- _Given request_:
Select and copy out every line in the records containing "trình".

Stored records
════

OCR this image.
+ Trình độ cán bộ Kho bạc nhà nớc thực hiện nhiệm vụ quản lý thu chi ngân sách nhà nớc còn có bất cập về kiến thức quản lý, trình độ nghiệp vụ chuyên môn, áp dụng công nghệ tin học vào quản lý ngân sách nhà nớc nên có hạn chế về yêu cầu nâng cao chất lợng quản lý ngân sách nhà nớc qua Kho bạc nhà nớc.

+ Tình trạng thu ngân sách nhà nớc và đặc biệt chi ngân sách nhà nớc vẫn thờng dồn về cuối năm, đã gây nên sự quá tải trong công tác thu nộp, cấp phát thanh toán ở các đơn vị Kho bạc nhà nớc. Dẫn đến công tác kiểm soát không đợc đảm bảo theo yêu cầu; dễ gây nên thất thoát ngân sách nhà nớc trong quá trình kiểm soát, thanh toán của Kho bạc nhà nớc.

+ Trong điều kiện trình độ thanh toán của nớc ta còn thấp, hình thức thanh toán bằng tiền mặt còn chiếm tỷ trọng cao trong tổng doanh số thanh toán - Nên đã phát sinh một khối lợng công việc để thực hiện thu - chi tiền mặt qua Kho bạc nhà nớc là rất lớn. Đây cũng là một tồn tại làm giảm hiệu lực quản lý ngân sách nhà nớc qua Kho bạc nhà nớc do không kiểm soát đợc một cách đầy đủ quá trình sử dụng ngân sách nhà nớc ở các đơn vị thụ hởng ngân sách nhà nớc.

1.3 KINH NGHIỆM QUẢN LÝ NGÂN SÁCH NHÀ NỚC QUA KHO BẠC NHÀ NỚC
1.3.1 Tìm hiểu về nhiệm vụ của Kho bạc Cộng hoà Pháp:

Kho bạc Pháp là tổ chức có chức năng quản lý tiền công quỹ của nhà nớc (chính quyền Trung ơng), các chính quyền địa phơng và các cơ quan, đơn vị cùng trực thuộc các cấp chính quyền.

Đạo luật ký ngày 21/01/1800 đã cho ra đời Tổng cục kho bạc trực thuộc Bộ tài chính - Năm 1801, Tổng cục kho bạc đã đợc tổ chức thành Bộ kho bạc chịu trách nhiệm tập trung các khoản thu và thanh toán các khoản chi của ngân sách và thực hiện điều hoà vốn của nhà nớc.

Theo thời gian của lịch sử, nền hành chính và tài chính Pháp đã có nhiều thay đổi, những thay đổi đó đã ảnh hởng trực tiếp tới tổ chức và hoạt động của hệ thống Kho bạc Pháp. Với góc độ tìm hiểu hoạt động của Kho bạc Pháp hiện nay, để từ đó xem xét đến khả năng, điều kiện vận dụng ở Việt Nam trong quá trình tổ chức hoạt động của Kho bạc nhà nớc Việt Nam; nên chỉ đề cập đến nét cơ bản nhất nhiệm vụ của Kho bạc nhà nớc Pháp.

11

════

- _Written answer_:
+ Trình độ cán bộ Kho bạc nhà nớc thực hiện nhiệm vụ quản lý thu chi ngân sách nhà nớc còn có bất cập về kiến thức quản lý, trình độ nghiệp vụ chuyên môn, áp dụng công nghệ tin học vào quản lý ngân sách nhà nớc nên có hạn chế về yêu cầu nâng cao chất lợng quản lý ngân sách nhà nớc qua Kho bạc nhà nớc.
+ Tình trạng thu ngân sách nhà nớc và đặc biệt chi ngân sách nhà nớc vẫn thờng dồn về cuối năm, đã gây nên sự quá tải trong công tác thu nộp, cấp phát thanh toán ở các đơn vị Kho bạc nhà nớc. Dẫn đến công tác kiểm soát không đợc đảm bảo theo yêu cầu; dễ gây nên thất thoát ngân sách nhà nớc trong quá trình kiểm soát, thanh toán của Kho bạc nhà nớc.
+ Trong điều kiện trình độ thanh toán của nớc ta còn thấp, hình thức thanh toán bằng tiền mặt còn chiếm tỷ trọng cao trong tổng doanh số thanh toán - Nên đã phát sinh một khối lợng công việc để thực hiện thu - chi tiền mặt qua Kho bạc nhà nớc là rất lớn. Đây cũng là một tồn tại làm giảm hiệu lực quản lý ngân sách nhà nớc qua Kho bạc nhà nớc do không kiểm soát đợc một cách đầy đủ quá trình sử dụng ngân sách nhà nớc ở các đơn vị thụ hởng ngân sách nhà nớc.
Theo thời gian của lịch sử, nền hành chính và tài chính Pháp đã có nhiều thay đổi, những thay đổi đó đã ảnh hởng trực tiếp tới tổ chức và hoạt động của hệ thống Kho bạc Pháp. Với góc độ tìm hiểu hoạt động của Kho bạc Pháp hiện nay, để từ đó xem xét đến khả năng, điều kiện vận dụng ở Việt Nam trong quá trình tổ chức hoạt động của Kho bạc nhà nớc Việt Nam; nên chỉ đề cập đến nét cơ bản nhất nhiệm vụ của Kho bạc nhà nớc Pháp.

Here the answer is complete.